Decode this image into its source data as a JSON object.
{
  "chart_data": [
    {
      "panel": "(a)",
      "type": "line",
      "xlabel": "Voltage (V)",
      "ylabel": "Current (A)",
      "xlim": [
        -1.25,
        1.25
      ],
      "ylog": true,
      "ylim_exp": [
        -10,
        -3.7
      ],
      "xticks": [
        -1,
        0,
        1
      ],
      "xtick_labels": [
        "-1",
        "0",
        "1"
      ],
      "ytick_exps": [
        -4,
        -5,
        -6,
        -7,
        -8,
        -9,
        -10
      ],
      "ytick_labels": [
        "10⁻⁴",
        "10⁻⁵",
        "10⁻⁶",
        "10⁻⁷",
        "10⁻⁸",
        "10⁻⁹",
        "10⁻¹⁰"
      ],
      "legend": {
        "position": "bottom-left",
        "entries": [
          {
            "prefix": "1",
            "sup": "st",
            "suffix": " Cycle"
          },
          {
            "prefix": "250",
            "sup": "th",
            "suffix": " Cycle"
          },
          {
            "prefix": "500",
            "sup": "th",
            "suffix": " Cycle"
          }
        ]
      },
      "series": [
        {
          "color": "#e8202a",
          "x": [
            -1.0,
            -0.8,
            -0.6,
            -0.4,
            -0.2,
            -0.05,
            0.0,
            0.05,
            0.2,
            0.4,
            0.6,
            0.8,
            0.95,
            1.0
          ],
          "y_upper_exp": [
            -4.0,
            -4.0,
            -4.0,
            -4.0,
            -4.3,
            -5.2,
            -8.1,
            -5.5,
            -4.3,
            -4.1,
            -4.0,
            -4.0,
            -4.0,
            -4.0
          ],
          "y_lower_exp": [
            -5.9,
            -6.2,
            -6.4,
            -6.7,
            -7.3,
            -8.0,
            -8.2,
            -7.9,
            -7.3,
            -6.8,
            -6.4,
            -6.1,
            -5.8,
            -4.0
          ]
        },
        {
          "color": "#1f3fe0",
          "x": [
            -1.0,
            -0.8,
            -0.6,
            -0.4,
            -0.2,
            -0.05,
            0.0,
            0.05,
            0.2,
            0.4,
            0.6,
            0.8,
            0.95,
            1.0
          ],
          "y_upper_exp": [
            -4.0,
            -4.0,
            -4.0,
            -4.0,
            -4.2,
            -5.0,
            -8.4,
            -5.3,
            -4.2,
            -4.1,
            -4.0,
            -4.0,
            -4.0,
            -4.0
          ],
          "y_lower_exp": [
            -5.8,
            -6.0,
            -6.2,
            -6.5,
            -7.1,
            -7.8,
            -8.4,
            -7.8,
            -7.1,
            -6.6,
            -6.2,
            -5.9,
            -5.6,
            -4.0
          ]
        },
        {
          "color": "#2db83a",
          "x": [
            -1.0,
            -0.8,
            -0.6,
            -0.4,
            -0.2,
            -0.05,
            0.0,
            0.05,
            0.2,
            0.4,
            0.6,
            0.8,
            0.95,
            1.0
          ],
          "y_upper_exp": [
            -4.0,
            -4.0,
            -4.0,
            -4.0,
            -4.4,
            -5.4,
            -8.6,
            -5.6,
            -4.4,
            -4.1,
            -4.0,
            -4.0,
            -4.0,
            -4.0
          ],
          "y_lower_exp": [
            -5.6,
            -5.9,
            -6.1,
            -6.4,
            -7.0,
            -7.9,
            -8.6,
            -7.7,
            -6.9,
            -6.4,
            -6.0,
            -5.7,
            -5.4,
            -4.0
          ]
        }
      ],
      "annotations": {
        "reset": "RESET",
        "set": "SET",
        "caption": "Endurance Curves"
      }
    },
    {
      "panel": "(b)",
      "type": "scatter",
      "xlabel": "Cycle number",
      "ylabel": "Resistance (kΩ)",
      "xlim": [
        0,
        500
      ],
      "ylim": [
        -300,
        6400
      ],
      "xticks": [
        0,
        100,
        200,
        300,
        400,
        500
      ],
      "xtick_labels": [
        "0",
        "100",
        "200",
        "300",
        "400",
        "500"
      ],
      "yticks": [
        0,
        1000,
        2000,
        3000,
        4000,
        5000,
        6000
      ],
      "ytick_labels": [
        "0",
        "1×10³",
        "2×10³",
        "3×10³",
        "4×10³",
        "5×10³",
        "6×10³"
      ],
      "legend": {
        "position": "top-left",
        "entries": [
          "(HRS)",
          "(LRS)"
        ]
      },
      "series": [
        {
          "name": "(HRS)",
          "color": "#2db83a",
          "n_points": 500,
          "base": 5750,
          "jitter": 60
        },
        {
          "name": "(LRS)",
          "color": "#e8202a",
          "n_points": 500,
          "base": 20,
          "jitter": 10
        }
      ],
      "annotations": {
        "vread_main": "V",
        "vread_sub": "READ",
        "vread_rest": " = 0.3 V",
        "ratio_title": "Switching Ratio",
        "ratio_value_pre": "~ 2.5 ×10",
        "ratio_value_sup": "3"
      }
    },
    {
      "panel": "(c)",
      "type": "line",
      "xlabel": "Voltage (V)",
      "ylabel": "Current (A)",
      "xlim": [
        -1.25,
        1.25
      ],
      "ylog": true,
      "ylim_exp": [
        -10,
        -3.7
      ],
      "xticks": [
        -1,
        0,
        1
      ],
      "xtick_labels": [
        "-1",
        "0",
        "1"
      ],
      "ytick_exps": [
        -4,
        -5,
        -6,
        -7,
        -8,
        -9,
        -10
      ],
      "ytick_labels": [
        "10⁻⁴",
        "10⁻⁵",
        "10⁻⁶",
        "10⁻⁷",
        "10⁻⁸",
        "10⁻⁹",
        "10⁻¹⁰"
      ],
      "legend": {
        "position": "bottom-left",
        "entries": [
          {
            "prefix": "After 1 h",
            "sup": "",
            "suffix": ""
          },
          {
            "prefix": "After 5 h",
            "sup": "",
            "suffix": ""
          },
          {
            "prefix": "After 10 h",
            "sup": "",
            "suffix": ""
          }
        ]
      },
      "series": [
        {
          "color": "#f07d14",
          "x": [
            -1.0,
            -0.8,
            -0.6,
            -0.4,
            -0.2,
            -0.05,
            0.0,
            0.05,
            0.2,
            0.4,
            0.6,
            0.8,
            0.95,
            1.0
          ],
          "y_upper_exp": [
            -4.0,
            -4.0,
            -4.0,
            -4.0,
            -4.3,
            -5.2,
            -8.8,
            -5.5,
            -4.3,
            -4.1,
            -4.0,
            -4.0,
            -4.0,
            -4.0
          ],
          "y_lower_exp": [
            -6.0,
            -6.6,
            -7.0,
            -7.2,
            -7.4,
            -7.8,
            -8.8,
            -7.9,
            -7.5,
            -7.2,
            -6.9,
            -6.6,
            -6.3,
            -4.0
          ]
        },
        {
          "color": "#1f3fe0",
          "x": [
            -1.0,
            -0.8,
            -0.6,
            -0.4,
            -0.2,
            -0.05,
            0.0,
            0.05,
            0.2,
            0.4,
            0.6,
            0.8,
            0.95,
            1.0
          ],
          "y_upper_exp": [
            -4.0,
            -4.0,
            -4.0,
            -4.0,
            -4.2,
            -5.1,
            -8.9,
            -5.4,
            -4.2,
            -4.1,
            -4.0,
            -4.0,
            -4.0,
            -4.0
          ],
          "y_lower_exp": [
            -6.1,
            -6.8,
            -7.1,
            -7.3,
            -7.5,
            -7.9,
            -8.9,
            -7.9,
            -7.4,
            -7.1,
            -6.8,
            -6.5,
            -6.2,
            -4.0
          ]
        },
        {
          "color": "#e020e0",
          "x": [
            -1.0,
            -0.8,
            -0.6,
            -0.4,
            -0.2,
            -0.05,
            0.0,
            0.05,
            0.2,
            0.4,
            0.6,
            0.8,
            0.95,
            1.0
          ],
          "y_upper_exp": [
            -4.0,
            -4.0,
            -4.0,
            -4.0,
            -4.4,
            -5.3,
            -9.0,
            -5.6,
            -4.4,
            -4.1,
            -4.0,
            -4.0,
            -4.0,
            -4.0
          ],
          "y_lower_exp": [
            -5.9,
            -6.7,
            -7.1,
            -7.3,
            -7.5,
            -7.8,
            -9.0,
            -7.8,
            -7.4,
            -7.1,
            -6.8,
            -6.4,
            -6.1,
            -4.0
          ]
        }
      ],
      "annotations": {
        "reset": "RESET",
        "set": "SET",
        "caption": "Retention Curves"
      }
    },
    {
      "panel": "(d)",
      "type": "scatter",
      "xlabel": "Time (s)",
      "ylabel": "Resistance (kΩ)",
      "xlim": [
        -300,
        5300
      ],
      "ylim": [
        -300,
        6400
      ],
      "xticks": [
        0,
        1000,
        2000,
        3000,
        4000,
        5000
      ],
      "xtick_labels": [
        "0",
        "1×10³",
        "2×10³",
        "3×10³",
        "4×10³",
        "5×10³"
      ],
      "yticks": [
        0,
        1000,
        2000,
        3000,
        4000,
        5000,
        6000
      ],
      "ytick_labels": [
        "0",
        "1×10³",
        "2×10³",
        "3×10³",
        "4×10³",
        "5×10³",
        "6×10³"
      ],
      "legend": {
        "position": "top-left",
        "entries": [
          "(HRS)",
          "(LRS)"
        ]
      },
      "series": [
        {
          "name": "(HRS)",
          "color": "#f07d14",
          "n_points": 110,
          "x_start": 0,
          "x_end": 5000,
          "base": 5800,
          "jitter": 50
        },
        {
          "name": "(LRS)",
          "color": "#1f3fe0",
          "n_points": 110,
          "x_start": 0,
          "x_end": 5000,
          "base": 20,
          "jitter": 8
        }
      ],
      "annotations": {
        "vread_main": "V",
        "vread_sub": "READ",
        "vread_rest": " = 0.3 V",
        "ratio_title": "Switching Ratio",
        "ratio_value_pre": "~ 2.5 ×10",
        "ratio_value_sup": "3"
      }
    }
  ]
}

__________________________________________________

**REQUIRED TASK:** Which lines contain the word "After"? Copy each of them.

**EXERCISE ANSWER:**
            "prefix": "After 1 h",
            "prefix": "After 5 h",
            "prefix": "After 10 h",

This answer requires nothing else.